(Rows from a dataset)

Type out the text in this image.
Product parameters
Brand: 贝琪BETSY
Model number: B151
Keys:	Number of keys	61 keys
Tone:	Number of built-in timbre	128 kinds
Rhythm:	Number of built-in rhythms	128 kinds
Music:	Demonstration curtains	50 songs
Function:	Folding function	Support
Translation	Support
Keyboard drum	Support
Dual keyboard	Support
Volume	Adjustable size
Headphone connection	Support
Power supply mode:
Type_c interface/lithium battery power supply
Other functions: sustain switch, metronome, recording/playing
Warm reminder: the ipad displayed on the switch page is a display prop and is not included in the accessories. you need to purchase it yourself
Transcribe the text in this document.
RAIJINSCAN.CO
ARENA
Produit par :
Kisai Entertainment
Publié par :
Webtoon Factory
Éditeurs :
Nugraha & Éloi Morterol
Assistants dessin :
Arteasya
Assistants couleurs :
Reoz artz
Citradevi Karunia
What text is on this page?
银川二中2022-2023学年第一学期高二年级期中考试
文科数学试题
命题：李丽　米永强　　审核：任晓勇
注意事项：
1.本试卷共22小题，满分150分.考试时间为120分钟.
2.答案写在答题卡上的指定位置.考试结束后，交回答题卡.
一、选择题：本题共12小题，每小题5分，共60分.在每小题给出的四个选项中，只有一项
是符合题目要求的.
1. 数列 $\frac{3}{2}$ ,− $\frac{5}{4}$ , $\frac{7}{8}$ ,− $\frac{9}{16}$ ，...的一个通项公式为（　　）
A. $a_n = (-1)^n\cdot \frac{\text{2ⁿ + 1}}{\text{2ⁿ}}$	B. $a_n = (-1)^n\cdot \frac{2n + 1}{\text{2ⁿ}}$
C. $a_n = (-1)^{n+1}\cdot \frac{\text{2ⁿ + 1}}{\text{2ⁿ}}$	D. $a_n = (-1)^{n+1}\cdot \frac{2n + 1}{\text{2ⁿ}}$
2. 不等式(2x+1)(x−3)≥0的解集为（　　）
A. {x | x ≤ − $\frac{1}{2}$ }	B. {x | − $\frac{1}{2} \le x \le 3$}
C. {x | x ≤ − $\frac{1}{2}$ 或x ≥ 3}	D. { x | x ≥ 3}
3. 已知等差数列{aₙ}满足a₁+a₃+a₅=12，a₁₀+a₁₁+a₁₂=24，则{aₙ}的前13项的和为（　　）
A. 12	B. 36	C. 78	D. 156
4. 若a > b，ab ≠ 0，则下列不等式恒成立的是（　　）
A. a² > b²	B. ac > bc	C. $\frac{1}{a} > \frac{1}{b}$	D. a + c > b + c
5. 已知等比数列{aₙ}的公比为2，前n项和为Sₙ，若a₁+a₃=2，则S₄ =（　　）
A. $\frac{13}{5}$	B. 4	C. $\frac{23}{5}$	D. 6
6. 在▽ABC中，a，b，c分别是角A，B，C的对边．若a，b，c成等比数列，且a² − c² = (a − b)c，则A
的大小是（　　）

Short exercise: Write out the entries in full, exactly as given.

Task result:
Type out the text in this image.
Product parameters
Brand: 贝琪BETSY
Model number: B151
Keys:	Number of keys	61 keys
Tone:	Number of built-in timbre	128 kinds
Rhythm:	Number of built-in rhythms	128 kinds
Music:	Demonstration curtains	50 songs
Function:	Folding function	Support
Translation	Support
Keyboard drum	Support
Dual keyboard	Support
Volume	Adjustable size
Headphone connection	Support
Power supply mode:
Type_c interface/lithium battery power supply
Other functions: sustain switch, metronome, recording/playing
Warm reminder: the ipad displayed on the switch page is a display prop and is not included in the accessories. you need to purchase it yourself
Transcribe the text in this document.
RAIJINSCAN.CO
ARENA
Produit par :
Kisai Entertainment
Publié par :
Webtoon Factory
Éditeurs :
Nugraha & Éloi Morterol
Assistants dessin :
Arteasya
Assistants couleurs :
Reoz artz
Citradevi Karunia
What text is on this page?
银川二中2022-2023学年第一学期高二年级期中考试
文科数学试题
命题：李丽　米永强　　审核：任晓勇
注意事项：
1.本试卷共22小题，满分150分.考试时间为120分钟.
2.答案写在答题卡上的指定位置.考试结束后，交回答题卡.
一、选择题：本题共12小题，每小题5分，共60分.在每小题给出的四个选项中，只有一项
是符合题目要求的.
1. 数列 $\frac{3}{2}$ ,− $\frac{5}{4}$ , $\frac{7}{8}$ ,− $\frac{9}{16}$ ，...的一个通项公式为（　　）
A. $a_n = (-1)^n\cdot \frac{\text{2ⁿ + 1}}{\text{2ⁿ}}$	B. $a_n = (-1)^n\cdot \frac{2n + 1}{\text{2ⁿ}}$
C. $a_n = (-1)^{n+1}\cdot \frac{\text{2ⁿ + 1}}{\text{2ⁿ}}$	D. $a_n = (-1)^{n+1}\cdot \frac{2n + 1}{\text{2ⁿ}}$
2. 不等式(2x+1)(x−3)≥0的解集为（　　）
A. {x | x ≤ − $\frac{1}{2}$ }	B. {x | − $\frac{1}{2} \le x \le 3$}
C. {x | x ≤ − $\frac{1}{2}$ 或x ≥ 3}	D. { x | x ≥ 3}
3. 已知等差数列{aₙ}满足a₁+a₃+a₅=12，a₁₀+a₁₁+a₁₂=24，则{aₙ}的前13项的和为（　　）
A. 12	B. 36	C. 78	D. 156
4. 若a > b，ab ≠ 0，则下列不等式恒成立的是（　　）
A. a² > b²	B. ac > bc	C. $\frac{1}{a} > \frac{1}{b}$	D. a + c > b + c
5. 已知等比数列{aₙ}的公比为2，前n项和为Sₙ，若a₁+a₃=2，则S₄ =（　　）
A. $\frac{13}{5}$	B. 4	C. $\frac{23}{5}$	D. 6
6. 在▽ABC中，a，b，c分别是角A，B，C的对边．若a，b，c成等比数列，且a² − c² = (a − b)c，则A
的大小是（　　）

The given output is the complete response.